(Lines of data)
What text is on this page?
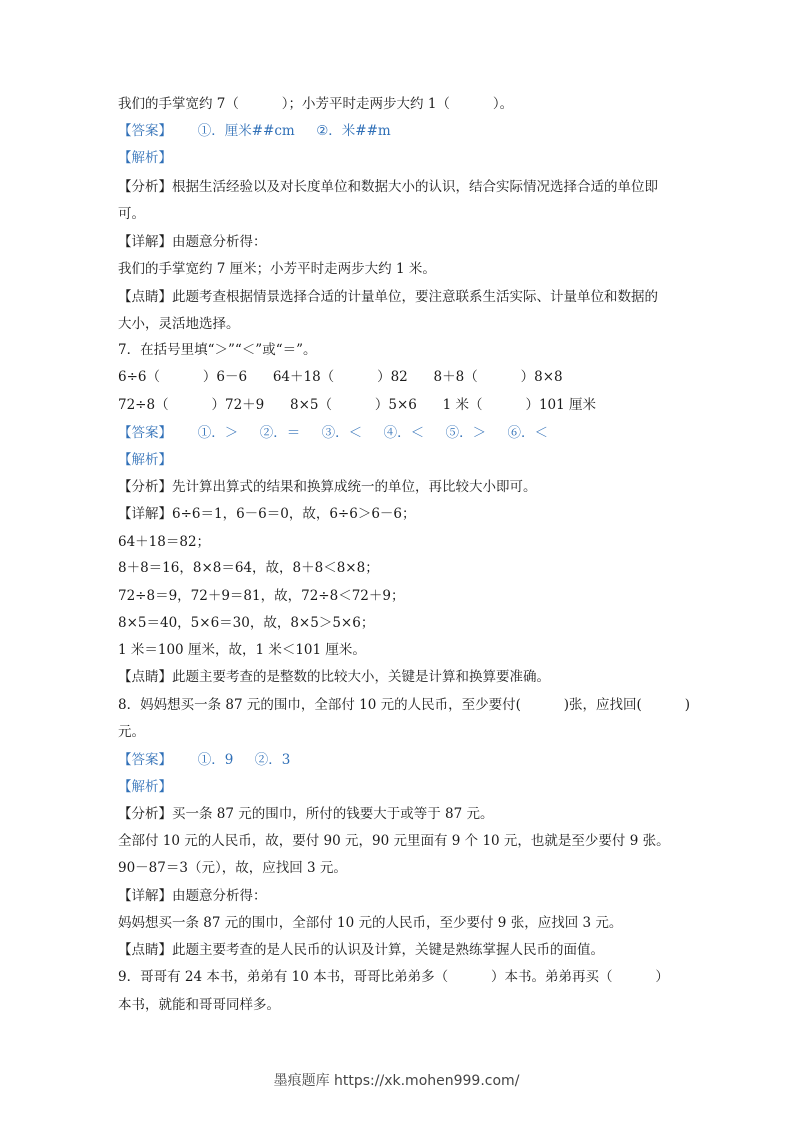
我们的手掌宽约 7（          ）；小芳平时走两步大约 1（          ）。
【答案】      ①．厘米##cm     ②．米##m
【解析】
【分析】根据生活经验以及对长度单位和数据大小的认识，结合实际情况选择合适的单位即
可。
【详解】由题意分析得：
我们的手掌宽约 7 厘米；小芳平时走两步大约 1 米。
【点睛】此题考查根据情景选择合适的计量单位，要注意联系生活实际、计量单位和数据的
大小，灵活地选择。
7．在括号里填“＞”“＜”或“＝”。
6÷6（          ）6－6      64＋18（          ）82      8＋8（          ）8×8
72÷8（          ）72＋9      8×5（          ）5×6      1 米（          ）101 厘米
【答案】      ①．＞     ②．＝     ③．＜     ④．＜     ⑤．＞     ⑥．＜
【解析】
【分析】先计算出算式的结果和换算成统一的单位，再比较大小即可。
【详解】6÷6＝1，6－6＝0，故，6÷6＞6－6；
64＋18＝82；
8＋8＝16，8×8＝64，故，8＋8＜8×8；
72÷8＝9，72＋9＝81，故，72÷8＜72＋9；
8×5＝40，5×6＝30，故，8×5＞5×6；
1 米＝100 厘米，故，1 米＜101 厘米。
【点睛】此题主要考查的是整数的比较大小，关键是计算和换算要准确。
8．妈妈想买一条 87 元的围巾，全部付 10 元的人民币，至少要付(          )张，应找回(          )
元。
【答案】      ①．9     ②．3
【解析】
【分析】买一条 87 元的围巾，所付的钱要大于或等于 87 元。
全部付 10 元的人民币，故，要付 90 元，90 元里面有 9 个 10 元，也就是至少要付 9 张。
90－87＝3（元），故，应找回 3 元。
【详解】由题意分析得：
妈妈想买一条 87 元的围巾，全部付 10 元的人民币，至少要付 9 张，应找回 3 元。
【点睛】此题主要考查的是人民币的认识及计算，关键是熟练掌握人民币的面值。
9．哥哥有 24 本书，弟弟有 10 本书，哥哥比弟弟多（          ）本书。弟弟再买（          ）
本书，就能和哥哥同样多。
墨痕题库 https://xk.mohen999.com/
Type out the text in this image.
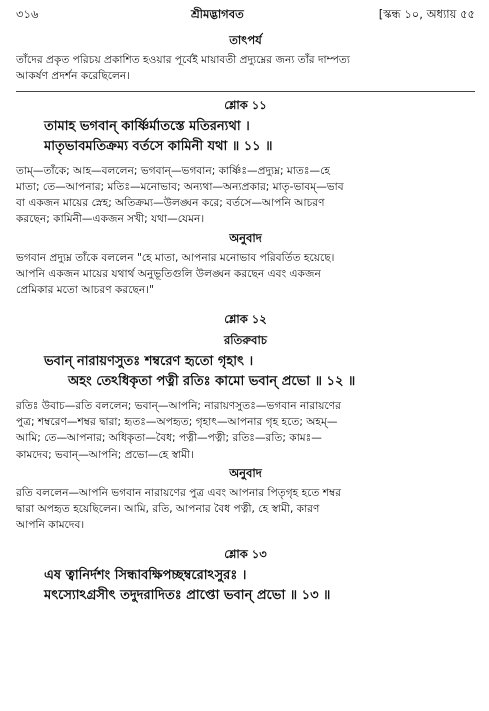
৩১৬	শ্রীমদ্ভাগবত	[স্কন্ধ ১০, অধ্যায় ৫৫
তাৎপর্য

তাঁদের প্রকৃত পরিচয় প্রকাশিত হওয়ার পূর্বেই মায়াবতী প্রদ্যুম্নের জন্য তাঁর দাম্পত্য

আকর্ষণ প্রদর্শন করেছিলেন।

শ্লোক ১১
তামাহ ভগবান্ কার্ষ্ণির্মাতস্তে মতিরন্যথা ।
মাতৃভাবমতিক্রম্য বর্তসে কামিনী যথা ॥ ১১ ॥

তাম্—তাঁকে; আহ—বললেন; ভগবান্—ভগবান; কার্ষ্ণিঃ—প্রদ্যুম্ন; মাতঃ—হে

মাতা; তে—আপনার; মতিঃ—মনোভাব; অন্যথা—অন্যপ্রকার; মাতৃ-ভাবম্—ভাব

বা একজন মায়ের স্নেহ; অতিক্রম্য—উলঙ্ঘন করে; বর্তসে—আপনি আচরণ

করছেন; কামিনী—একজন সখী; যথা—যেমন।

অনুবাদ

ভগবান প্রদ্যুম্ন তাঁকে বললেন "হে মাতা, আপনার মনোভাব পরিবর্তিত হয়েছে।

আপনি একজন মায়ের যথার্থ অনুভূতিগুলি উলঙ্ঘন করছেন এবং একজন

প্রেমিকার মতো আচরণ করছেন।"

শ্লোক ১২
রতিরুবাচ
ভবান্ নারায়ণসুতঃ শম্বরেণ হৃতো গৃহাৎ ।
অহং তেঽধিকৃতা পত্নী রতিঃ কামো ভবান্ প্রভো ॥ ১২ ॥

রতিঃ উবাচ—রতি বললেন; ভবান্—আপনি; নারায়ণসুতঃ—ভগবান নারায়ণের

পুত্র; শম্বরেণ—শম্বর দ্বারা; হৃতঃ—অপহৃত; গৃহাৎ—আপনার গৃহ হতে; অহম্—

আমি; তে—আপনার; অধিকৃতা—বৈধ; পত্নী—পত্নী; রতিঃ—রতি; কামঃ—

কামদেব; ভবান্—আপনি; প্রভো—হে স্বামী।

অনুবাদ

রতি বললেন—আপনি ভগবান নারায়ণের পুত্র এবং আপনার পিতৃগৃহ হতে শম্বর

দ্বারা অপহৃত হয়েছিলেন। আমি, রতি, আপনার বৈধ পত্নী, হে স্বামী, কারণ

আপনি কামদেব।

শ্লোক ১৩
এষ ত্বানির্দশং সিন্ধাবক্ষিপচ্ছম্বরোঽসুরঃ ।
মৎস্যোঽগ্রসীৎ তদুদরাদিতঃ প্রাপ্তো ভবান্ প্রভো ॥ ১৩ ॥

> [Written request]:
Give only the number of lines in the data that include the string "একজন".

> [Result for this task]:
3